Collected data entries

#####

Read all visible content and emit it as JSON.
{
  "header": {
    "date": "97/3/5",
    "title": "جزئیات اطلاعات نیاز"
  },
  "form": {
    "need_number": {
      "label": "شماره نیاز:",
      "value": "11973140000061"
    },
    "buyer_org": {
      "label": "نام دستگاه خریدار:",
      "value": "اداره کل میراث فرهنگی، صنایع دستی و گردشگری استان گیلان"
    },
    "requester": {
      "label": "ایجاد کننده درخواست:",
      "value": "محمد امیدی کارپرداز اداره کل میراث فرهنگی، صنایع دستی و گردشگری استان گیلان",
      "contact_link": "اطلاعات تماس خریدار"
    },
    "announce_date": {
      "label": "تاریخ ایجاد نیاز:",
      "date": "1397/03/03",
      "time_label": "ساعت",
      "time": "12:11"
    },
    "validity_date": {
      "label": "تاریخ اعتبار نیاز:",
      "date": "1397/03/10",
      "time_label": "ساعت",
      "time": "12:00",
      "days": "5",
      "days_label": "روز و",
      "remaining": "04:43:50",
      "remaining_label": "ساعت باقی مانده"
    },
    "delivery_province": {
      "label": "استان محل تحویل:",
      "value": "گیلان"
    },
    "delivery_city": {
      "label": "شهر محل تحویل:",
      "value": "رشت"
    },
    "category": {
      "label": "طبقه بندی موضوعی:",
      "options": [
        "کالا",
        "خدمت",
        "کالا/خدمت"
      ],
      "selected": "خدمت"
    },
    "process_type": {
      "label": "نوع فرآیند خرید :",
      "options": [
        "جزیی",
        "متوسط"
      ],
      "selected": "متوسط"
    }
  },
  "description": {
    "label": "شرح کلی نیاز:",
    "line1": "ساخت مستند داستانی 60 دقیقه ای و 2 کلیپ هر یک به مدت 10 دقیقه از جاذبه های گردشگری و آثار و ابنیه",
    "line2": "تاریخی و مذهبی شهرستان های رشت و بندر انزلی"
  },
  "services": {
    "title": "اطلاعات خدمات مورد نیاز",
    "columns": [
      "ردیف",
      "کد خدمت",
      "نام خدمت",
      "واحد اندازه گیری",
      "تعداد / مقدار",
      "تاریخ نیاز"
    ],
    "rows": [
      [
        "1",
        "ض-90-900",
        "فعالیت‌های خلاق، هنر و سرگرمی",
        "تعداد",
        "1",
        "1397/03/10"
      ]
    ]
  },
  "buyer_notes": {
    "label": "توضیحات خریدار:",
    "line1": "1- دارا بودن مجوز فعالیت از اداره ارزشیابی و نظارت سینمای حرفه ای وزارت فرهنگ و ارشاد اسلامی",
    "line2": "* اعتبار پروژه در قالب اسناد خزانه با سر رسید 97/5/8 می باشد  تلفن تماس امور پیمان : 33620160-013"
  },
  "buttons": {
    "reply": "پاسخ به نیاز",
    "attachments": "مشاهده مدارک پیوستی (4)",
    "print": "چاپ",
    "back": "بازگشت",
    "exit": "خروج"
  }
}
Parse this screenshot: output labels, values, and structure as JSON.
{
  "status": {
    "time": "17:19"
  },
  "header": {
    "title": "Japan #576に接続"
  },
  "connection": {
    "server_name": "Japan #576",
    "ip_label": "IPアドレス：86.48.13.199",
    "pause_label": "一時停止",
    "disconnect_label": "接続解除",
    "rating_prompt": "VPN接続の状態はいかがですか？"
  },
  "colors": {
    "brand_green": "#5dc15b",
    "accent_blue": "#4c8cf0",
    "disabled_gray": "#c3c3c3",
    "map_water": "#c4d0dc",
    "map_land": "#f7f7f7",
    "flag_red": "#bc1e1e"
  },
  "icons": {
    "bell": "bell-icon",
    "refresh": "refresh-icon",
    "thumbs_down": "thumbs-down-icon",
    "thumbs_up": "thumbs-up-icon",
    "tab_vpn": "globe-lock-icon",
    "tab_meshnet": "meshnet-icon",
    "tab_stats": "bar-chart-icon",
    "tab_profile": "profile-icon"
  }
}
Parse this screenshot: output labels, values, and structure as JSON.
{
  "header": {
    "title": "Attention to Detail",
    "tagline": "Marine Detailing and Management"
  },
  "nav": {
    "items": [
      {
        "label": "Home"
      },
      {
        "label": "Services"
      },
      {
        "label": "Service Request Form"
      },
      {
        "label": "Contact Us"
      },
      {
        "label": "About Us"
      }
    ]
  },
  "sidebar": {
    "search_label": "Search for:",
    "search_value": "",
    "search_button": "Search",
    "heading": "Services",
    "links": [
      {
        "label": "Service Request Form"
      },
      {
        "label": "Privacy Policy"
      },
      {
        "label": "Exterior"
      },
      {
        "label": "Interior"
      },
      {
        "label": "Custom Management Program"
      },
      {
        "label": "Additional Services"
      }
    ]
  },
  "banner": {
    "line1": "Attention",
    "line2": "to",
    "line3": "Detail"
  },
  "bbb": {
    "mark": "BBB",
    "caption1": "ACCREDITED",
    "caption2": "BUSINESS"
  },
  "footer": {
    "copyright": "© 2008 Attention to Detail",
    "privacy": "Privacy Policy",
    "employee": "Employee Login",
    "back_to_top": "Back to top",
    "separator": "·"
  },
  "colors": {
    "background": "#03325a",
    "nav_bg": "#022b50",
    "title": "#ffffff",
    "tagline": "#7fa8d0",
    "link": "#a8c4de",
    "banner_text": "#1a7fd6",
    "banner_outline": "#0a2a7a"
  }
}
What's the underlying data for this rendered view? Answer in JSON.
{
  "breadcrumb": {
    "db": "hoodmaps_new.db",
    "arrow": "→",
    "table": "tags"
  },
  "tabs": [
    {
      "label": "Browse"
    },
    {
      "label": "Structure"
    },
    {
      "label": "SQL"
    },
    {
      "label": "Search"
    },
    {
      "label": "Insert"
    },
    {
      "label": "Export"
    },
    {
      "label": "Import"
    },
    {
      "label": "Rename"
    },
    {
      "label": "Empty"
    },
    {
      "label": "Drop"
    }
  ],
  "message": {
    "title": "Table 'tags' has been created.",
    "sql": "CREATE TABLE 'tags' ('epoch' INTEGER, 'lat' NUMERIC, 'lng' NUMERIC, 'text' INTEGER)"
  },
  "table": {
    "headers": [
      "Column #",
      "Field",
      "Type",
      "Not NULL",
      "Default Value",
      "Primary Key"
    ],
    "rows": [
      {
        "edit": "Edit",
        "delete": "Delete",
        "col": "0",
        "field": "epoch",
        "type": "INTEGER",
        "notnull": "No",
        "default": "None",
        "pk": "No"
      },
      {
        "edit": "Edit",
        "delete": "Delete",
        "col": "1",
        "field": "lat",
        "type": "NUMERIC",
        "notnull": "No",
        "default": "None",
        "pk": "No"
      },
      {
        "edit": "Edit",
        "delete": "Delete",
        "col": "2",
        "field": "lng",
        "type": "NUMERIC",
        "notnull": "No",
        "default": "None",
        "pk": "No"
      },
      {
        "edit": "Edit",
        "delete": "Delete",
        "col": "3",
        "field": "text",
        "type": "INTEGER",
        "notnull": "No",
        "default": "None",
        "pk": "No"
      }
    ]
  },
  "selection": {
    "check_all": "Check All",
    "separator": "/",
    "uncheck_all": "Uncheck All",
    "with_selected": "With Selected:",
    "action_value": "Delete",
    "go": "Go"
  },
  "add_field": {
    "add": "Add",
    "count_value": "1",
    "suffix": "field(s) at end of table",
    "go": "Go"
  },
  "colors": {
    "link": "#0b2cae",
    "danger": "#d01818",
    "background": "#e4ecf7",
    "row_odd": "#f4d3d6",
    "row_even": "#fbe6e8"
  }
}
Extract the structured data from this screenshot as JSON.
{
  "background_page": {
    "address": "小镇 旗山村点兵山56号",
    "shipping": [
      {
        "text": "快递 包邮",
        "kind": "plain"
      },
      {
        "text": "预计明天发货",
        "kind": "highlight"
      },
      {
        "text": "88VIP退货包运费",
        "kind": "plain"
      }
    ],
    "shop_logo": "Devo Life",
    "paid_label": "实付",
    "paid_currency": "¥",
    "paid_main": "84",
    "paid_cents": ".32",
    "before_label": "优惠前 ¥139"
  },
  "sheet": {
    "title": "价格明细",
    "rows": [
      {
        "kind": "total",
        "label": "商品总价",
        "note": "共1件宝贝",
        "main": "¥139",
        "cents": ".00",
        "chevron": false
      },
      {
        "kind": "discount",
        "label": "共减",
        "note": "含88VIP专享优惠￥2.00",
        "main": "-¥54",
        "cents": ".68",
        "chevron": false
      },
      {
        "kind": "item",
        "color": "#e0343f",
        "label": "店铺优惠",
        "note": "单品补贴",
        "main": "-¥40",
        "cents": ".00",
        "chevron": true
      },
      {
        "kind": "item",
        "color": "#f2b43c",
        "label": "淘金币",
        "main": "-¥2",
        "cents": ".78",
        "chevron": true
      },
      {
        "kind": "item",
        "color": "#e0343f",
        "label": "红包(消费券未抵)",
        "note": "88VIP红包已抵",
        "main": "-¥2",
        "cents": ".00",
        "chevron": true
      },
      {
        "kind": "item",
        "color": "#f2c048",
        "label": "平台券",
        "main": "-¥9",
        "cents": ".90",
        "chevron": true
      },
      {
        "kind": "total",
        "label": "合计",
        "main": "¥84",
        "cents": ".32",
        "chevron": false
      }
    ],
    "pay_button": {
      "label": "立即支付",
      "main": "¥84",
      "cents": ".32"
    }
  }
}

#####

▸ Problem to solve:
List the lines of the material in which the word "title" occurs.

▸ Exercise output:
    "title": "جزئیات اطلاعات نیاز"
    "title": "اطلاعات خدمات مورد نیاز",
    "title": "Japan #576に接続"
    "title": "Attention to Detail",
    "title": "#ffffff",
    "title": "Table 'tags' has been created.",
    "title": "价格明细",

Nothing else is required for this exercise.